Objetivo 1 :: Coloque numa lista JSON de strings, uma por linha e sem as linhas em branco, os registros desde o início até a linha com "no-action: Repair the", inclusive.
Objetivo 2 :: Prossiga o texto sobre a expressão “mundo da lua” a partir da última frase apresentada.

E nem com todas as provas, apesar das teimosas nuvens de dúvidas pairando quase que eternamente, de que, há muito, que isso não é mesmo de hoje, a lua deixou de ser uma instável fantasia romântica, que ainda alimenta certo amor-mercadoria, para se tornar documentada terra firme, ainda que não se lhe pise com aquela regularidade capaz de gerar um trânsito digno de “lunáticos”, fizeram, provas tantas, com que abandonássemos a expressão, loucos como somos por frases de efeito (especialmente os efeitos espaciais), “mundo da lua” para assim se caracterizar um fantasista incorrigível (corrigir-lhe o quê?), ou um sonhador sem trégua (ele vive em paz assim), ou o dono de uma imaginação “fabulosa” – ao menos ele já é dono de alguma coisa: uma “verdadeira fábula”.
Não sei se as crianças de hoje – e “crianças de hoje” é expressão que existe há muito – ainda sonham, quando sonhar lhes é perdoável, permitido ou mesmo incentivado, em se tornar astronautas, ou se isso é coisa de outra geração, mais próxima das navegações espaciais que, por si só, sem recursos gráficos, já causavam grande efeito (na imaginação), sendo sempre mais fácil, mesmo para um sonhador, que não deveria conhecer tais limites, que os sonhos se espelhem na realidade do momento: talvez seja por isso que nenhuma criança (que eu conheço) sonha em ser um desbravador de “outros mundos”, expressão esta, com todo seu poder, que designa(va) terras firmes, no máximo, além-mar, jamais outros planetas – que isso era coisa de quem então (já) vivia no mundo da lua -, simplesmente por não acreditarem que ainda existam “mundos” não descobertos.
É possível que, mais dia, menos dia, o trânsito espacial, preferindo-se este para se escapar das agruras terrenas, acabe por se tornar a imagem de uma rotina: e, nisso de “mais dia, menos dia”, a vida passa e o mundo novo que era uma promessa quando crianças, ficada a infância já tão para trás, ainda não se cumpriu – ou talvez se venha cumprindo, como promessa paga aos poucos, e nós, mais atentos aos efeitos espetaculares, não tenhamos percebido as “novidades” do mundo.

Dados fornecidos ::
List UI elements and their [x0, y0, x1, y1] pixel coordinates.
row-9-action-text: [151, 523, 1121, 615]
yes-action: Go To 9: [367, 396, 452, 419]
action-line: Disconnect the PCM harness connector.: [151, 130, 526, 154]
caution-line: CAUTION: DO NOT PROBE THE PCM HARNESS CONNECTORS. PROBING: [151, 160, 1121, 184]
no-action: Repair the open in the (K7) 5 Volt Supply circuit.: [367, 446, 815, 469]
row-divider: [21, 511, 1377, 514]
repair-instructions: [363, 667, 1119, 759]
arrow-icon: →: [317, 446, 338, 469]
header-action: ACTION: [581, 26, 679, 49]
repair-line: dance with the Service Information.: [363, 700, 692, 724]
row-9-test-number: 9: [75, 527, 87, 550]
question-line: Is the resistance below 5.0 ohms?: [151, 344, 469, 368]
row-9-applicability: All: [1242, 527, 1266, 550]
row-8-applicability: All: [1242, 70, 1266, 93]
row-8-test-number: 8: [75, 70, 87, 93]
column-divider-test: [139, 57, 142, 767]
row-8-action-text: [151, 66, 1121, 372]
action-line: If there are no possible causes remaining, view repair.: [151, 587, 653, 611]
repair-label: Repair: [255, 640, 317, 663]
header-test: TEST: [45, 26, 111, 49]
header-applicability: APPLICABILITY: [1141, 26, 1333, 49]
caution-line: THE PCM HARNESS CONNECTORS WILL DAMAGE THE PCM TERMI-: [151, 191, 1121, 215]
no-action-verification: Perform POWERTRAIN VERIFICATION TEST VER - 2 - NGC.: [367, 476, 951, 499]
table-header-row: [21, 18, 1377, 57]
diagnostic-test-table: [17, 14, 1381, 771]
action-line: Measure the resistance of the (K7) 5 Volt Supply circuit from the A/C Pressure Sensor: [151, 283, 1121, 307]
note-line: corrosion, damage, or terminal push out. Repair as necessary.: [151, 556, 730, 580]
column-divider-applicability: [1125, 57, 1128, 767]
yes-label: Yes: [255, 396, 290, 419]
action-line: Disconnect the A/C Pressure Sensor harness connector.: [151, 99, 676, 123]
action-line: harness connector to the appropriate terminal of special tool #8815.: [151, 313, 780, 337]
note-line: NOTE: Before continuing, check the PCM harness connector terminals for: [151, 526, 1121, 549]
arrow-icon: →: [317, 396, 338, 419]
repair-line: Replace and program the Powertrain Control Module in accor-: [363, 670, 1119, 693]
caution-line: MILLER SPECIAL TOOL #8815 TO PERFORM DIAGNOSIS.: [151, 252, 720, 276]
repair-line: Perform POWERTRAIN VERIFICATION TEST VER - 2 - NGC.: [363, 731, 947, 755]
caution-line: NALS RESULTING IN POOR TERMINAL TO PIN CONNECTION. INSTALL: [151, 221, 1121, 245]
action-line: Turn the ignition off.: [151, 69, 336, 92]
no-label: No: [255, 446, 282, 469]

Resposta escrita 1 ::
[
  "List UI elements and their [x0, y0, x1, y1] pixel coordinates.",
  "row-9-action-text: [151, 523, 1121, 615]",
  "yes-action: Go To 9: [367, 396, 452, 419]",
  "action-line: Disconnect the PCM harness connector.: [151, 130, 526, 154]",
  "caution-line: CAUTION: DO NOT PROBE THE PCM HARNESS CONNECTORS. PROBING: [151, 160, 1121, 184]",
  "no-action: Repair the open in the (K7) 5 Volt Supply circuit.: [367, 446, 815, 469]"
]

Resposta escrita 2 ::
Astronauta tem de ser sempre coisa do mundo da lua (mesmo que suas atividades incluam viagens mais importantes do que ficar gravitando em torno de um mero satélite). Testemunhar seus esforços, exaustivos treinamentos, desafios vencidos, o que poderá ajudar a construir o herói, “humaniza-o” demais, deixando a impressão de que qualquer um (de nós), envidando esforços, treinando exaustivamente, vencendo os desafios possa se tornar astronauta, algo, assim, ao alcance de todos, mesmo que não nos reconheçamos tão esforçados, tão dispostos a suportar a exaustão, tão decididos a não abandonar o barco diante de alguns, aparentemente invencíveis, desafios.
Seja o desbravador de outros mundos que jamais tirou os pés do chão, seja um desbravador que, para conhecer mundos outros, teve, nem que seja quando criança, de tirar seus pés do chão (ainda que então não tivesse consciência dessa levitação), seja qualquer um de nós com nossos próprios sonhos, mesmo que sonhos tão fincados, por contraditório que isso pareça, na realidade, é preciso, de quando em vez, experimentar o “mundo da lua”: se não for possível “estar nele”, que, ao menos, se use essa expressão, pois, mesmo sem o saber, estar-se-á voltando no tempo, como se assim se entrasse numa típica máquina que as promessas do velho mundo novo faziam acreditar como realidade – mais dia, menos dia.
E, como se vê, a vida passou.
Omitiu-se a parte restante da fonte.